Data excerpts

######

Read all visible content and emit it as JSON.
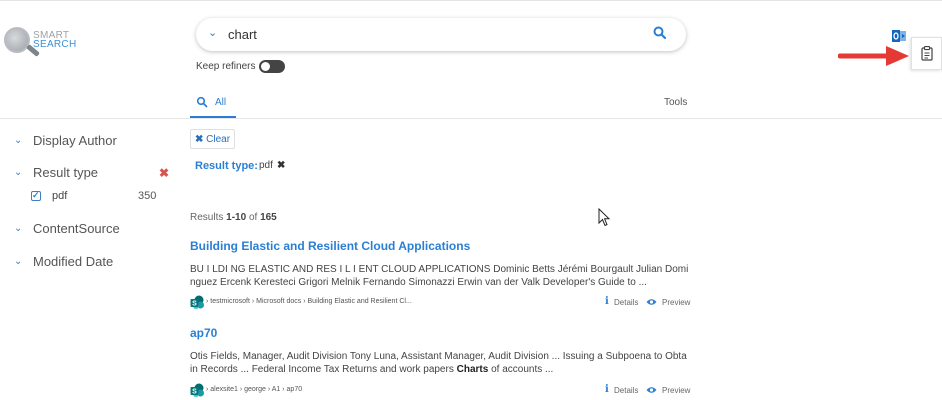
{
  "logo": {
    "line1": "SMART",
    "line2": "SEARCH"
  },
  "search": {
    "query": "chart",
    "keep_refiners_label": "Keep refiners"
  },
  "tabs": {
    "all": "All",
    "tools": "Tools"
  },
  "sidebar": {
    "display_author": "Display Author",
    "result_type": "Result type",
    "result_type_option": {
      "label": "pdf",
      "count": "350",
      "checked": true
    },
    "content_source": "ContentSource",
    "modified_date": "Modified Date"
  },
  "filters": {
    "clear_label": "Clear",
    "active_title": "Result type:",
    "active_value": "pdf"
  },
  "results_summary": {
    "prefix": "Results",
    "range": "1-10",
    "of": "of",
    "total": "165"
  },
  "results": [
    {
      "title": "Building Elastic and Resilient Cloud Applications",
      "snippet_line1": "BU I LDI NG ELASTIC AND RES I L I ENT CLOUD APPLICATIONS Dominic Betts Jérémi Bourgault Julian Domi",
      "snippet_line2": "nguez Ercenk Keresteci Grigori Melnik Fernando Simonazzi Erwin van der Valk Developer's Guide to ...",
      "path": "› testmicrosoft › Microsoft docs › Building Elastic and Resilient Cl...",
      "details_label": "Details",
      "preview_label": "Preview"
    },
    {
      "title": "ap70",
      "snippet_line1": "Otis Fields, Manager, Audit Division Tony Luna, Assistant Manager, Audit Division ... Issuing a Subpoena to Obta",
      "snippet_line2_pre": "in Records ... Federal Income Tax Returns and work papers ",
      "snippet_line2_bold": "Charts",
      "snippet_line2_post": " of accounts ...",
      "path": "› alexsite1 › george › A1 › ap70",
      "details_label": "Details",
      "preview_label": "Preview"
    }
  ],
  "colors": {
    "accent": "#2a7fd4",
    "arrow": "#e53935",
    "sharepoint": "#036c70"
  },
  "icons": [
    "search-icon",
    "chevron-down-icon",
    "outlook-icon",
    "clipboard-icon",
    "arrow-icon",
    "check-icon",
    "close-icon",
    "sharepoint-icon",
    "info-icon",
    "eye-icon",
    "cursor-icon"
  ]
}
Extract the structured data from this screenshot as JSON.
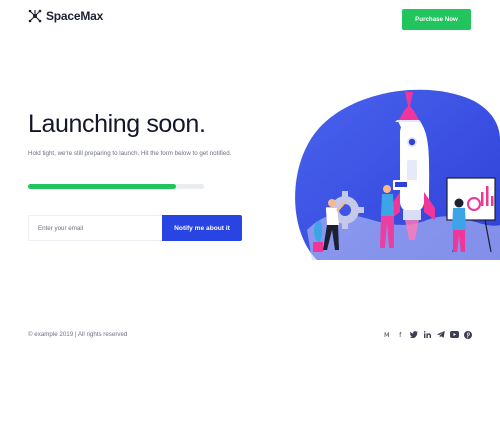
{
  "brand": {
    "name": "SpaceMax",
    "logo_icon": "molecule-icon"
  },
  "header": {
    "purchase_label": "Purchase Now"
  },
  "hero": {
    "title": "Launching soon.",
    "description": "Hold tight, we're still preparing to launch. Hit the form below to get notified.",
    "progress_percent": 84
  },
  "form": {
    "email_placeholder": "Enter your email",
    "submit_label": "Notify me about it"
  },
  "footer": {
    "copyright": "© example 2019 | All rights reserved",
    "social_icons": [
      "medium-icon",
      "facebook-icon",
      "twitter-icon",
      "linkedin-icon",
      "telegram-icon",
      "youtube-icon",
      "pinterest-icon"
    ],
    "medium_glyph": "M",
    "facebook_glyph": "f"
  },
  "colors": {
    "accent_green": "#22c45e",
    "accent_blue": "#2845e3",
    "hero_blob": "#3f55e8",
    "rocket_pink": "#f0359b"
  }
}
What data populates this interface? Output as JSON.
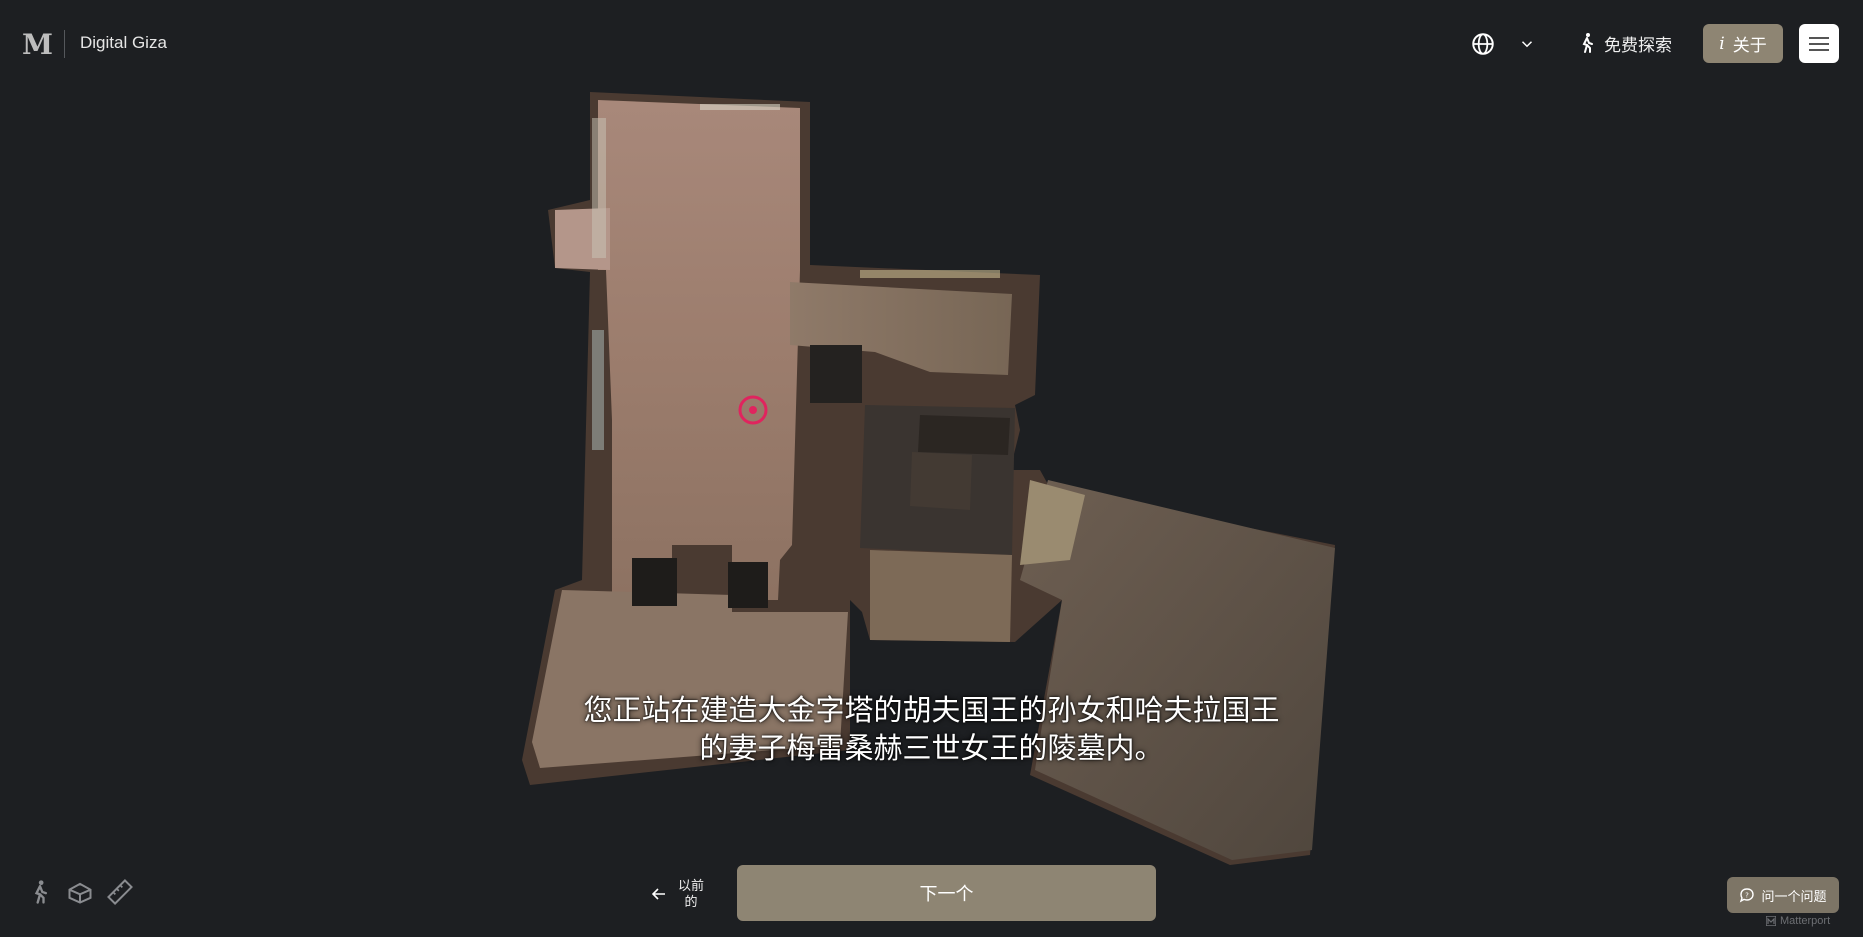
{
  "header": {
    "logo_mark": "M",
    "site_name": "Digital Giza",
    "explore_label": "免费探索",
    "about_label": "关于",
    "about_icon": "i"
  },
  "icons": {
    "language": "globe-icon",
    "language_menu": "chevron-down-icon",
    "explore": "walking-person-icon",
    "menu": "hamburger-icon",
    "tools": [
      "walking-person-icon",
      "dollhouse-icon",
      "ruler-icon"
    ],
    "ask": "chat-bubble-icon"
  },
  "caption": {
    "line1": "您正站在建造大金字塔的胡夫国王的孙女和哈夫拉国王",
    "line2": "的妻子梅雷桑赫三世女王的陵墓内。"
  },
  "footer": {
    "prev_line1": "以前",
    "prev_line2": "的",
    "next_label": "下一个",
    "ask_label": "问一个问题",
    "brand": "Matterport"
  },
  "colors": {
    "background": "#1d1f22",
    "accent": "#8e8573",
    "marker": "#e0245e"
  }
}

######

DIRECTIONS
Leave out every picture, and write out exactly the lines from the one bearing "What data populates" through the final line.

EXERCISE RESULT
What data populates this interface? Output as JSON.
{
  "header": {
    "logo_mark": "M",
    "site_name": "Digital Giza",
    "explore_label": "免费探索",
    "about_label": "关于",
    "about_icon": "i"
  },
  "icons": {
    "language": "globe-icon",
    "language_menu": "chevron-down-icon",
    "explore": "walking-person-icon",
    "menu": "hamburger-icon",
    "tools": [
      "walking-person-icon",
      "dollhouse-icon",
      "ruler-icon"
    ],
    "ask": "chat-bubble-icon"
  },
  "caption": {
    "line1": "您正站在建造大金字塔的胡夫国王的孙女和哈夫拉国王",
    "line2": "的妻子梅雷桑赫三世女王的陵墓内。"
  },
  "footer": {
    "prev_line1": "以前",
    "prev_line2": "的",
    "next_label": "下一个",
    "ask_label": "问一个问题",
    "brand": "Matterport"
  },
  "colors": {
    "background": "#1d1f22",
    "accent": "#8e8573",
    "marker": "#e0245e"
  }
}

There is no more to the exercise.